■ **Exercise**: Write out all lines holding the word "Crop".

■ ■ ■ ■

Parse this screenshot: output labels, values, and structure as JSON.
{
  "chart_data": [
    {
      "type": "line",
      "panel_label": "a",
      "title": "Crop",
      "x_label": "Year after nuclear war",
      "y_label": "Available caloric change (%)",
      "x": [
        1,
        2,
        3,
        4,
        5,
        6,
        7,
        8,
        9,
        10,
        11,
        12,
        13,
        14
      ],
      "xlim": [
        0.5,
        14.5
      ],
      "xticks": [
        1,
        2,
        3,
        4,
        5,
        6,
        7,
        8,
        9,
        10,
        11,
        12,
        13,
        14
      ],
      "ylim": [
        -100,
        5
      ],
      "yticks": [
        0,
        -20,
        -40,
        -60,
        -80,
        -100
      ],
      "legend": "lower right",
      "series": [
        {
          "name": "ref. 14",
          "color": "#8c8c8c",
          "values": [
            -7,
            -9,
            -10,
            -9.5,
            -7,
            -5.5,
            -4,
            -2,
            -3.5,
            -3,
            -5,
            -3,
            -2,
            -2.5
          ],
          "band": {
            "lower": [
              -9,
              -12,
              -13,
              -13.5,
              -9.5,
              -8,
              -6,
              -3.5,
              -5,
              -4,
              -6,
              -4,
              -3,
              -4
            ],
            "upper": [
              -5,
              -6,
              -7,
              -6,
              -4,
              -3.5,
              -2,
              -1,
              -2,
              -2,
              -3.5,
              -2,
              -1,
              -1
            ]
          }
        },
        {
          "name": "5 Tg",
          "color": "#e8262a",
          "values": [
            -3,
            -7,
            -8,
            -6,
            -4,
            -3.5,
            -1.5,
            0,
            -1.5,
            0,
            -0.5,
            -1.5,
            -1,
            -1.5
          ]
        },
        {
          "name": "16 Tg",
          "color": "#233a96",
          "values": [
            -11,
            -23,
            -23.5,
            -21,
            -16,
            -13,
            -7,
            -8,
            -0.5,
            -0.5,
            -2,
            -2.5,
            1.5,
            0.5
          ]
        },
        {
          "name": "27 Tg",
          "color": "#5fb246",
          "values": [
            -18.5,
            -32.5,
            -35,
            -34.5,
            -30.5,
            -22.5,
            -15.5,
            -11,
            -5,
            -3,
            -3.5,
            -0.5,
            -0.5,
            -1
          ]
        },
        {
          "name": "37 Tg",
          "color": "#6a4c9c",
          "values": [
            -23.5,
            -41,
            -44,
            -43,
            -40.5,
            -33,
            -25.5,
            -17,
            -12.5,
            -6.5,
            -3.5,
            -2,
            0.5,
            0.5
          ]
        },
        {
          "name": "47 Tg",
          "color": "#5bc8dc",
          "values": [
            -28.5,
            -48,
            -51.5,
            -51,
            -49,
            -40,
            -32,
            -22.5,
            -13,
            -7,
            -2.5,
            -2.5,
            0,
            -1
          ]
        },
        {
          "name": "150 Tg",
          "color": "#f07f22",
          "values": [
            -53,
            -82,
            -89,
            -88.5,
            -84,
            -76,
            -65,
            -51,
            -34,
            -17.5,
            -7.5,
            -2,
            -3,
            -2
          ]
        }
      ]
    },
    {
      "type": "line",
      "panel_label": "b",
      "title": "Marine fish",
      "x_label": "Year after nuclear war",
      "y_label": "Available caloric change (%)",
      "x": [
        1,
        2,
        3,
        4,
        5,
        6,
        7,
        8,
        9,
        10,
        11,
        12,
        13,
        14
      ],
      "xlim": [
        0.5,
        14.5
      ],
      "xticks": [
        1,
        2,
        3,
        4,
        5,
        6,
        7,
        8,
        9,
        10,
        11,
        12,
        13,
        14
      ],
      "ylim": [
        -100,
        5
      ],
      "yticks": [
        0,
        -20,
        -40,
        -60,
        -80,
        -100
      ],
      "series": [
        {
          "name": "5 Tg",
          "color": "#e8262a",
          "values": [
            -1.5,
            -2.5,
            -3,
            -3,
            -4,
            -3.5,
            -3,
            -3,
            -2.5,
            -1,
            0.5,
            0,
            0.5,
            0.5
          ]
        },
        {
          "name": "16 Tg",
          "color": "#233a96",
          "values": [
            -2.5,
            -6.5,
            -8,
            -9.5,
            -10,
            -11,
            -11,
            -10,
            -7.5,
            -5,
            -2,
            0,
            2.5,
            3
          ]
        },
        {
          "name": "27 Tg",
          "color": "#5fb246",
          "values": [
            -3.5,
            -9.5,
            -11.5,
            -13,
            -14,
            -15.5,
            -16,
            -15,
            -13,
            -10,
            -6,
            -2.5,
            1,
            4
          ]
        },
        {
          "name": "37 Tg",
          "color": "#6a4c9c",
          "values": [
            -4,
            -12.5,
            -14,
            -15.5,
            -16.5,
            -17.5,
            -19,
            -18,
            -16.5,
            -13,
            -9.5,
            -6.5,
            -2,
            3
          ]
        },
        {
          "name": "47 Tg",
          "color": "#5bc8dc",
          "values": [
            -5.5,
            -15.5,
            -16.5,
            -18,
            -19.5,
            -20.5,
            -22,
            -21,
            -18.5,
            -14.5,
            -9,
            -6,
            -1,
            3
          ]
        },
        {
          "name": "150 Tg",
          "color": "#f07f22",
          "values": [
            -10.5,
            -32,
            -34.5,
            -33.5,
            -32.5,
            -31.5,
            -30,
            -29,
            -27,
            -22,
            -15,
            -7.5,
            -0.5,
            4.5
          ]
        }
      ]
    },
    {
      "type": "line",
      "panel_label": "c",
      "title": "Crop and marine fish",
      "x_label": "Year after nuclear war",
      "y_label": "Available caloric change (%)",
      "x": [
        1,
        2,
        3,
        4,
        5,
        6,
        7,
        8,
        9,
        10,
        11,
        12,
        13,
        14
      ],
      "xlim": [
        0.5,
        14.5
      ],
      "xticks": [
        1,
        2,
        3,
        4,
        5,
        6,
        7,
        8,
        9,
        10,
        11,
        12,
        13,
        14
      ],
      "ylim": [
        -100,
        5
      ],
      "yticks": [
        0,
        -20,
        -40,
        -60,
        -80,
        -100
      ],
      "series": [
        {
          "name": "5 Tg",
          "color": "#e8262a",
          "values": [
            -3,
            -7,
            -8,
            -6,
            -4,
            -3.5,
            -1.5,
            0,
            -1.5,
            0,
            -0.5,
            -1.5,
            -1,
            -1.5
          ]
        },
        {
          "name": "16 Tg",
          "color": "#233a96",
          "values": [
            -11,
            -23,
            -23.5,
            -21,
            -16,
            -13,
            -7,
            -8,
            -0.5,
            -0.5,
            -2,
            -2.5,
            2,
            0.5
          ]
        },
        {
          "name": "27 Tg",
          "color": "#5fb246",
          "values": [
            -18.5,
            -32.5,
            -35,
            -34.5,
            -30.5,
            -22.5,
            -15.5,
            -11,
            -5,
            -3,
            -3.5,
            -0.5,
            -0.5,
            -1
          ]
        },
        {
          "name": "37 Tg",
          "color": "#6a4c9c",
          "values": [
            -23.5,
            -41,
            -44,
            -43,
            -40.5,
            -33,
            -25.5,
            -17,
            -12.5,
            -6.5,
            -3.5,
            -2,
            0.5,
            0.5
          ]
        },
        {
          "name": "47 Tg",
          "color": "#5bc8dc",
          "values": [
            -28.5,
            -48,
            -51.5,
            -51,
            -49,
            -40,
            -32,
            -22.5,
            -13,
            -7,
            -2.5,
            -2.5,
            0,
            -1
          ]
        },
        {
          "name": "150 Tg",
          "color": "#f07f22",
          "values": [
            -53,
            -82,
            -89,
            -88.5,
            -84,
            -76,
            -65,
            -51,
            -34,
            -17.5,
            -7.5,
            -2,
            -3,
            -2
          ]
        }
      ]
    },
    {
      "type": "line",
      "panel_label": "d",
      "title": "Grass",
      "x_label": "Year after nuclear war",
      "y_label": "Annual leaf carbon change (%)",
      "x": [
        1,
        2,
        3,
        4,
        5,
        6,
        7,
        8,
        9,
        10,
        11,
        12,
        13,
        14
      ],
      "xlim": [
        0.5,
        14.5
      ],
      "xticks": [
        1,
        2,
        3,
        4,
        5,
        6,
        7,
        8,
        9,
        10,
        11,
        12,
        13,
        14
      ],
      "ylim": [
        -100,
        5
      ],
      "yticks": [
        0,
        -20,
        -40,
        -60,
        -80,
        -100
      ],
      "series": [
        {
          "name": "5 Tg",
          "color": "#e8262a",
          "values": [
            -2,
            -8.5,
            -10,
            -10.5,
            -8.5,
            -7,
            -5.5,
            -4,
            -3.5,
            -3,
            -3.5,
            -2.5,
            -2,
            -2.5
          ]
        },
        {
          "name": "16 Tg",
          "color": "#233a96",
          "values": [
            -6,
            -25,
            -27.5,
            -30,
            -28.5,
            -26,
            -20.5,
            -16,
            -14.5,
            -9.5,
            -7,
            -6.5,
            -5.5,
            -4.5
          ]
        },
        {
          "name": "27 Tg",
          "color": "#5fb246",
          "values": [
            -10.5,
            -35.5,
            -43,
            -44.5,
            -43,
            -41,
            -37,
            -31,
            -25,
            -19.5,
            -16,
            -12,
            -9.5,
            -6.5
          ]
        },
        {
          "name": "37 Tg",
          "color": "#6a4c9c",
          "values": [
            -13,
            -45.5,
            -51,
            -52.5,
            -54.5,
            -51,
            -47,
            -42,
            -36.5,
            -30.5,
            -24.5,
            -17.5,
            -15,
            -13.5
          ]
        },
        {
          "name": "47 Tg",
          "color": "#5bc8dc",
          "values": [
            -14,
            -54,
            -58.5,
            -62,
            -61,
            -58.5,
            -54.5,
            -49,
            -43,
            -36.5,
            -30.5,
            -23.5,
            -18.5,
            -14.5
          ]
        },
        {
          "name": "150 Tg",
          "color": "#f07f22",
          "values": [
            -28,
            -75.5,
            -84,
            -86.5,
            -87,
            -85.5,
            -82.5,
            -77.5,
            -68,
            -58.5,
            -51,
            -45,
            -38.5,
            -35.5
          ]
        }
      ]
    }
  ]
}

■ ■ ■ ■

■ **Complete output**:
      "title": "Crop",
      "title": "Crop and marine fish",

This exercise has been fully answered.